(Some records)
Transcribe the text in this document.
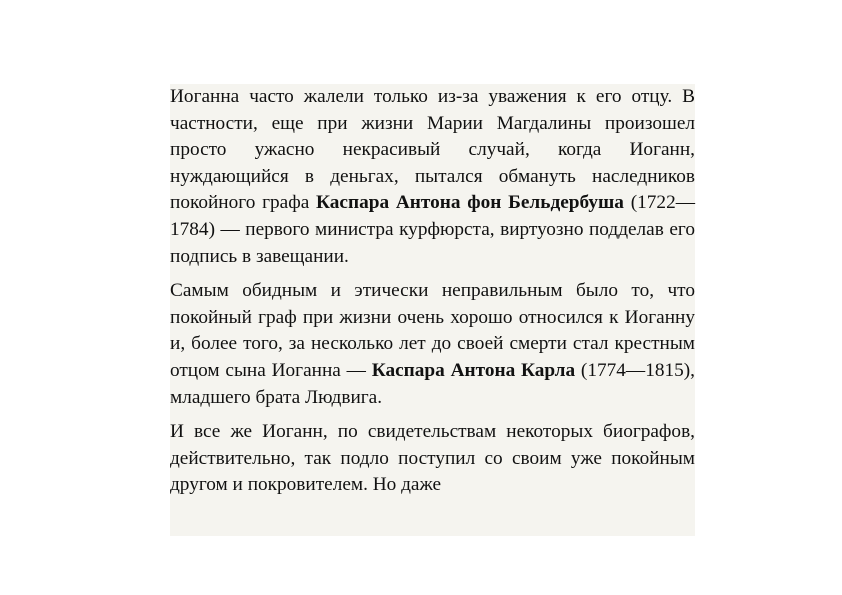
Иоганна часто жалели только из-за уважения к его отцу. В частности, еще при жизни Марии Магдалины произошел просто ужасно некрасивый случай, когда Иоганн, нуждающийся в деньгах, пытался обмануть наследников покойного графа Каспара Антона фон Бельдербуша (1722—1784) — первого министра курфюрста, виртуозно подделав его подпись в завещании.

Самым обидным и этически неправильным было то, что покойный граф при жизни очень хорошо относился к Иоганну и, более того, за несколько лет до своей смерти стал крестным отцом сына Иоганна — Каспара Антона Карла (1774—1815), младшего брата Людвига.

И все же Иоганн, по свидетельствам некоторых биографов, действительно, так подло поступил со своим уже покойным другом и покровителем. Но даже
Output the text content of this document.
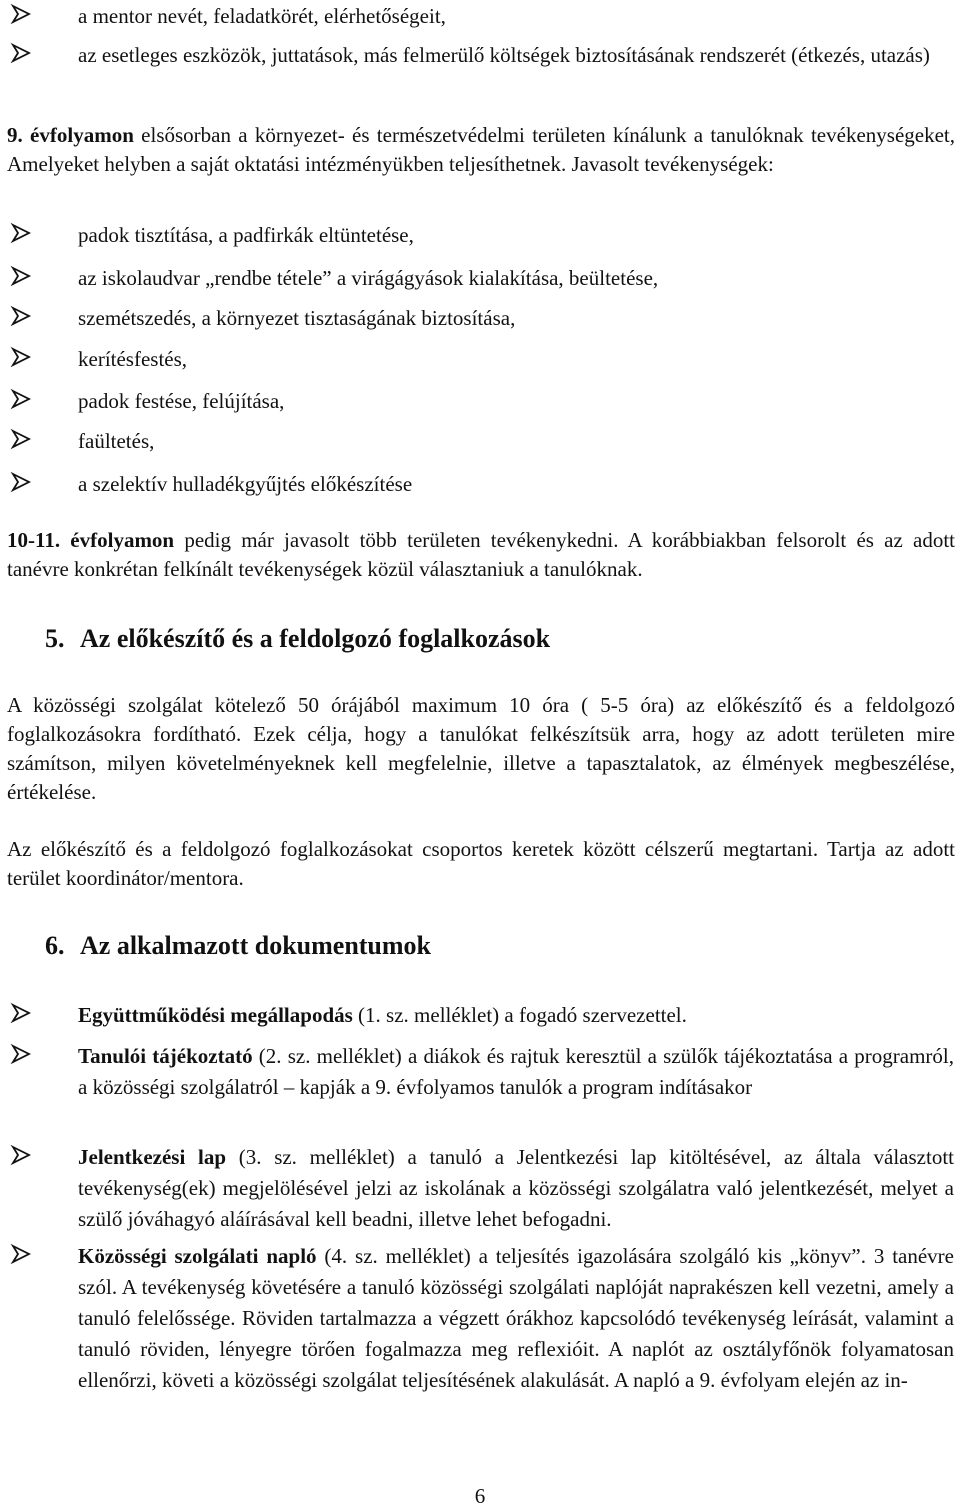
a mentor nevét, feladatkörét, elérhetőségeit,
az esetleges eszközök, juttatások, más felmerülő költségek biztosításának rendszerét (étkezés, utazás)
9. évfolyamon elsősorban a környezet- és természetvédelmi területen kínálunk a tanulóknak tevékenységeket, Amelyeket helyben a saját oktatási intézményükben teljesíthetnek. Javasolt tevékenységek:
padok tisztítása, a padfirkák eltüntetése,
az iskolaudvar „rendbe tétele” a virágágyások kialakítása, beültetése,
szemétszedés, a környezet tisztaságának biztosítása,
kerítésfestés,
padok festése, felújítása,
faültetés,
a szelektív hulladékgyűjtés előkészítése
10-11. évfolyamon pedig már javasolt több területen tevékenykedni. A korábbiakban felsorolt és az adott tanévre konkrétan felkínált tevékenységek közül választaniuk a tanulóknak.
5. Az előkészítő és a feldolgozó foglalkozások
A közösségi szolgálat kötelező 50 órájából maximum 10 óra ( 5-5 óra) az előkészítő és a feldolgozó foglalkozásokra fordítható. Ezek célja, hogy a tanulókat felkészítsük arra, hogy az adott területen mire számítson, milyen követelményeknek kell megfelelnie, illetve a tapasztalatok, az élmények megbeszélése, értékelése.
Az előkészítő és a feldolgozó foglalkozásokat csoportos keretek között célszerű megtartani. Tartja az adott terület koordinátor/mentora.
6. Az alkalmazott dokumentumok
Együttműködési megállapodás (1. sz. melléklet) a fogadó szervezettel.
Tanulói tájékoztató (2. sz. melléklet) a diákok és rajtuk keresztül a szülők tájékoztatása a programról, a közösségi szolgálatról – kapják a 9. évfolyamos tanulók a program indításakor
Jelentkezési lap (3. sz. melléklet) a tanuló a Jelentkezési lap kitöltésével, az általa választott tevékenység(ek) megjelölésével jelzi az iskolának a közösségi szolgálatra való jelentkezését, melyet a szülő jóváhagyó aláírásával kell beadni, illetve lehet befogadni.
Közösségi szolgálati napló (4. sz. melléklet) a teljesítés igazolására szolgáló kis „könyv”. 3 tanévre szól. A tevékenység követésére a tanuló közösségi szolgálati naplóját naprakészen kell vezetni, amely a tanuló felelőssége. Röviden tartalmazza a végzett órákhoz kapcsolódó tevékenység leírását, valamint a tanuló röviden, lényegre törően fogalmazza meg reflexióit. A naplót az osztályfőnök folyamatosan ellenőrzi, követi a közösségi szolgálat teljesítésének alakulását. A napló a 9. évfolyam elején az in-
6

*Exercise objective:* Check every line of the material for the string "tanulóknak" and give the number of lines that have it, without anything else.

*Answer to this exercise:* 2